__Information shown__
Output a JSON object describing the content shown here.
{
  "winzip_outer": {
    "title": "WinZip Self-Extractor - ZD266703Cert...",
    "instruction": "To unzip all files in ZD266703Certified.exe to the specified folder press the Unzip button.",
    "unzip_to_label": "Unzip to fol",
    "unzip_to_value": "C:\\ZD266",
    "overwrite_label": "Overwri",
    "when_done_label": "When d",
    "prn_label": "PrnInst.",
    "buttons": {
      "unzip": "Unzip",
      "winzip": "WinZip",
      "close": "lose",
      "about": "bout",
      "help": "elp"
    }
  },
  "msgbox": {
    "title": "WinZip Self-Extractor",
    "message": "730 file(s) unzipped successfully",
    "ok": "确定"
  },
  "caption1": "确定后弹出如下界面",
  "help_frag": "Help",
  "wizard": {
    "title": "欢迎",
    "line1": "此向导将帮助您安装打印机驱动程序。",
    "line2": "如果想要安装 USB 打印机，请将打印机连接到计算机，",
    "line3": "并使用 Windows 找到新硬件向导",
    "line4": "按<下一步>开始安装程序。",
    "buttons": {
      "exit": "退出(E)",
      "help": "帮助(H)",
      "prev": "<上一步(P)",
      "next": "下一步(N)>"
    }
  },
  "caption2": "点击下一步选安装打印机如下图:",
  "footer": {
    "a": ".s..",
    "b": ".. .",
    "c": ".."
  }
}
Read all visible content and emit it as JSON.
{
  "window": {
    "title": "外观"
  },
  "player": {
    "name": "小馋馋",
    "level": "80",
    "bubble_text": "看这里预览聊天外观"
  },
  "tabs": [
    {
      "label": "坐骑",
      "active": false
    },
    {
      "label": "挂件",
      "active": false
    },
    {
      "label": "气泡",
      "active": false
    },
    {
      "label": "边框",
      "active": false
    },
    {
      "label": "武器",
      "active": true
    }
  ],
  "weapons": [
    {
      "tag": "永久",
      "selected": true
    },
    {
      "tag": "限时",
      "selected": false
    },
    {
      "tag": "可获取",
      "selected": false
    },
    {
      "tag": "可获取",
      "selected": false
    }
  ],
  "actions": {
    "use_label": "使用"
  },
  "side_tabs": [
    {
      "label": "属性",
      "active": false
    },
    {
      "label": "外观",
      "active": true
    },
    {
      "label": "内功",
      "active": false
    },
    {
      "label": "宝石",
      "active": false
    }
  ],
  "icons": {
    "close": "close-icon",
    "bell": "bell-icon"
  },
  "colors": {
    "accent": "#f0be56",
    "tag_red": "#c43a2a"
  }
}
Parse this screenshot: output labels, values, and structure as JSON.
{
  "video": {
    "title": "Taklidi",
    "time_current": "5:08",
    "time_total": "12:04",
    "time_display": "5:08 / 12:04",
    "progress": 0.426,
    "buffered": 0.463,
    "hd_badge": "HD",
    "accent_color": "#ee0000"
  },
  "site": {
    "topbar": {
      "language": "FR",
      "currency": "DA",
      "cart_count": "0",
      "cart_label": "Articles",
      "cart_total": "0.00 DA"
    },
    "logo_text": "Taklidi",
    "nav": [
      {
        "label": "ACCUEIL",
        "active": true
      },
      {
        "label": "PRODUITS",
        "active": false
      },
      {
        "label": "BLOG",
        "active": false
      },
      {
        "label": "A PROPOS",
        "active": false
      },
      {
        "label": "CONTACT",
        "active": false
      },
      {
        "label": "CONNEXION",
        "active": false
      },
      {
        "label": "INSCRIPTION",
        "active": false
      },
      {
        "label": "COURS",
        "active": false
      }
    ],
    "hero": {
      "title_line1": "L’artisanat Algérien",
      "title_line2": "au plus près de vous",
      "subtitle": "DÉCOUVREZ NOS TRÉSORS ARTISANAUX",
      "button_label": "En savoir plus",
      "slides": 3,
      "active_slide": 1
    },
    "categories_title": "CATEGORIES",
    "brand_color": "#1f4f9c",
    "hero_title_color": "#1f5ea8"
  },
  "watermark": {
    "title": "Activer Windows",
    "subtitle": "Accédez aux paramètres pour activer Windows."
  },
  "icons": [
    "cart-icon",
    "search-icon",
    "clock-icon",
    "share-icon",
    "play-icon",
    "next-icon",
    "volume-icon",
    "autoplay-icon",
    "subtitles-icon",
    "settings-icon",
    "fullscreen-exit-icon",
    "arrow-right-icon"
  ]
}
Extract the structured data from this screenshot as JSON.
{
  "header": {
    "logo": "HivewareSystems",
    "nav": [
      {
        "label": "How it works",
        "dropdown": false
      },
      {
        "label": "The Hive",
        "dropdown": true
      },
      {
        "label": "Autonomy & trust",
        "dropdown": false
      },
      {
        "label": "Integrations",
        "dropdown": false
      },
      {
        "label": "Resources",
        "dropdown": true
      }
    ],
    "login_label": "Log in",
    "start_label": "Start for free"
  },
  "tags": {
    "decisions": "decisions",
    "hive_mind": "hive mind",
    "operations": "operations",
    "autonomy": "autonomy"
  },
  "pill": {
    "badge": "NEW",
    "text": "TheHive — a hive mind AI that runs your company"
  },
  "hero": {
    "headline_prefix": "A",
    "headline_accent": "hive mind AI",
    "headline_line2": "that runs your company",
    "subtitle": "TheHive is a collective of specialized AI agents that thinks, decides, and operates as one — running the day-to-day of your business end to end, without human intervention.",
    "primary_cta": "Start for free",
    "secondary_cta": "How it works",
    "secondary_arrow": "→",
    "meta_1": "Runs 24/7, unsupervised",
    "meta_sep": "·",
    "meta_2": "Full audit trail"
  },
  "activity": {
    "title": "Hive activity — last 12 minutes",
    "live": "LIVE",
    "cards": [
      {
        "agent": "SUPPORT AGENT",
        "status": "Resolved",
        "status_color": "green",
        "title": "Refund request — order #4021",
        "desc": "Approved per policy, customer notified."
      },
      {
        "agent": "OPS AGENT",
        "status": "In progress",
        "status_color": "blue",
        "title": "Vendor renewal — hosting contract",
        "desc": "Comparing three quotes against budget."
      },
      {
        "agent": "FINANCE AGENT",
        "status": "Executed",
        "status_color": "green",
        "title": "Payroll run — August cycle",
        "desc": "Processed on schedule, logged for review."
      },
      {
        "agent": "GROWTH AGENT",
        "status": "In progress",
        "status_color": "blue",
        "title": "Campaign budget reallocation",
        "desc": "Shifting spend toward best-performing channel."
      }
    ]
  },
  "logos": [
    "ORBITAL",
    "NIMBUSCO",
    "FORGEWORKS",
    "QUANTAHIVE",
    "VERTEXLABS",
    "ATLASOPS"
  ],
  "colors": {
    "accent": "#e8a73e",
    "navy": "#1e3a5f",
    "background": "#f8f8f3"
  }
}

__What you should do__
All of the entries above must be quoted exactly.

__Final answer__
Output a JSON object describing the content shown here.
{
  "winzip_outer": {
    "title": "WinZip Self-Extractor - ZD266703Cert...",
    "instruction": "To unzip all files in ZD266703Certified.exe to the specified folder press the Unzip button.",
    "unzip_to_label": "Unzip to fol",
    "unzip_to_value": "C:\\ZD266",
    "overwrite_label": "Overwri",
    "when_done_label": "When d",
    "prn_label": "PrnInst.",
    "buttons": {
      "unzip": "Unzip",
      "winzip": "WinZip",
      "close": "lose",
      "about": "bout",
      "help": "elp"
    }
  },
  "msgbox": {
    "title": "WinZip Self-Extractor",
    "message": "730 file(s) unzipped successfully",
    "ok": "确定"
  },
  "caption1": "确定后弹出如下界面",
  "help_frag": "Help",
  "wizard": {
    "title": "欢迎",
    "line1": "此向导将帮助您安装打印机驱动程序。",
    "line2": "如果想要安装 USB 打印机，请将打印机连接到计算机，",
    "line3": "并使用 Windows 找到新硬件向导",
    "line4": "按<下一步>开始安装程序。",
    "buttons": {
      "exit": "退出(E)",
      "help": "帮助(H)",
      "prev": "<上一步(P)",
      "next": "下一步(N)>"
    }
  },
  "caption2": "点击下一步选安装打印机如下图:",
  "footer": {
    "a": ".s..",
    "b": ".. .",
    "c": ".."
  }
}
Read all visible content and emit it as JSON.
{
  "window": {
    "title": "外观"
  },
  "player": {
    "name": "小馋馋",
    "level": "80",
    "bubble_text": "看这里预览聊天外观"
  },
  "tabs": [
    {
      "label": "坐骑",
      "active": false
    },
    {
      "label": "挂件",
      "active": false
    },
    {
      "label": "气泡",
      "active": false
    },
    {
      "label": "边框",
      "active": false
    },
    {
      "label": "武器",
      "active": true
    }
  ],
  "weapons": [
    {
      "tag": "永久",
      "selected": true
    },
    {
      "tag": "限时",
      "selected": false
    },
    {
      "tag": "可获取",
      "selected": false
    },
    {
      "tag": "可获取",
      "selected": false
    }
  ],
  "actions": {
    "use_label": "使用"
  },
  "side_tabs": [
    {
      "label": "属性",
      "active": false
    },
    {
      "label": "外观",
      "active": true
    },
    {
      "label": "内功",
      "active": false
    },
    {
      "label": "宝石",
      "active": false
    }
  ],
  "icons": {
    "close": "close-icon",
    "bell": "bell-icon"
  },
  "colors": {
    "accent": "#f0be56",
    "tag_red": "#c43a2a"
  }
}
Parse this screenshot: output labels, values, and structure as JSON.
{
  "video": {
    "title": "Taklidi",
    "time_current": "5:08",
    "time_total": "12:04",
    "time_display": "5:08 / 12:04",
    "progress": 0.426,
    "buffered": 0.463,
    "hd_badge": "HD",
    "accent_color": "#ee0000"
  },
  "site": {
    "topbar": {
      "language": "FR",
      "currency": "DA",
      "cart_count": "0",
      "cart_label": "Articles",
      "cart_total": "0.00 DA"
    },
    "logo_text": "Taklidi",
    "nav": [
      {
        "label": "ACCUEIL",
        "active": true
      },
      {
        "label": "PRODUITS",
        "active": false
      },
      {
        "label": "BLOG",
        "active": false
      },
      {
        "label": "A PROPOS",
        "active": false
      },
      {
        "label": "CONTACT",
        "active": false
      },
      {
        "label": "CONNEXION",
        "active": false
      },
      {
        "label": "INSCRIPTION",
        "active": false
      },
      {
        "label": "COURS",
        "active": false
      }
    ],
    "hero": {
      "title_line1": "L’artisanat Algérien",
      "title_line2": "au plus près de vous",
      "subtitle": "DÉCOUVREZ NOS TRÉSORS ARTISANAUX",
      "button_label": "En savoir plus",
      "slides": 3,
      "active_slide": 1
    },
    "categories_title": "CATEGORIES",
    "brand_color": "#1f4f9c",
    "hero_title_color": "#1f5ea8"
  },
  "watermark": {
    "title": "Activer Windows",
    "subtitle": "Accédez aux paramètres pour activer Windows."
  },
  "icons": [
    "cart-icon",
    "search-icon",
    "clock-icon",
    "share-icon",
    "play-icon",
    "next-icon",
    "volume-icon",
    "autoplay-icon",
    "subtitles-icon",
    "settings-icon",
    "fullscreen-exit-icon",
    "arrow-right-icon"
  ]
}
Extract the structured data from this screenshot as JSON.
{
  "header": {
    "logo": "HivewareSystems",
    "nav": [
      {
        "label": "How it works",
        "dropdown": false
      },
      {
        "label": "The Hive",
        "dropdown": true
      },
      {
        "label": "Autonomy & trust",
        "dropdown": false
      },
      {
        "label": "Integrations",
        "dropdown": false
      },
      {
        "label": "Resources",
        "dropdown": true
      }
    ],
    "login_label": "Log in",
    "start_label": "Start for free"
  },
  "tags": {
    "decisions": "decisions",
    "hive_mind": "hive mind",
    "operations": "operations",
    "autonomy": "autonomy"
  },
  "pill": {
    "badge": "NEW",
    "text": "TheHive — a hive mind AI that runs your company"
  },
  "hero": {
    "headline_prefix": "A",
    "headline_accent": "hive mind AI",
    "headline_line2": "that runs your company",
    "subtitle": "TheHive is a collective of specialized AI agents that thinks, decides, and operates as one — running the day-to-day of your business end to end, without human intervention.",
    "primary_cta": "Start for free",
    "secondary_cta": "How it works",
    "secondary_arrow": "→",
    "meta_1": "Runs 24/7, unsupervised",
    "meta_sep": "·",
    "meta_2": "Full audit trail"
  },
  "activity": {
    "title": "Hive activity — last 12 minutes",
    "live": "LIVE",
    "cards": [
      {
        "agent": "SUPPORT AGENT",
        "status": "Resolved",
        "status_color": "green",
        "title": "Refund request — order #4021",
        "desc": "Approved per policy, customer notified."
      },
      {
        "agent": "OPS AGENT",
        "status": "In progress",
        "status_color": "blue",
        "title": "Vendor renewal — hosting contract",
        "desc": "Comparing three quotes against budget."
      },
      {
        "agent": "FINANCE AGENT",
        "status": "Executed",
        "status_color": "green",
        "title": "Payroll run — August cycle",
        "desc": "Processed on schedule, logged for review."
      },
      {
        "agent": "GROWTH AGENT",
        "status": "In progress",
        "status_color": "blue",
        "title": "Campaign budget reallocation",
        "desc": "Shifting spend toward best-performing channel."
      }
    ]
  },
  "logos": [
    "ORBITAL",
    "NIMBUSCO",
    "FORGEWORKS",
    "QUANTAHIVE",
    "VERTEXLABS",
    "ATLASOPS"
  ],
  "colors": {
    "accent": "#e8a73e",
    "navy": "#1e3a5f",
    "background": "#f8f8f3"
  }
}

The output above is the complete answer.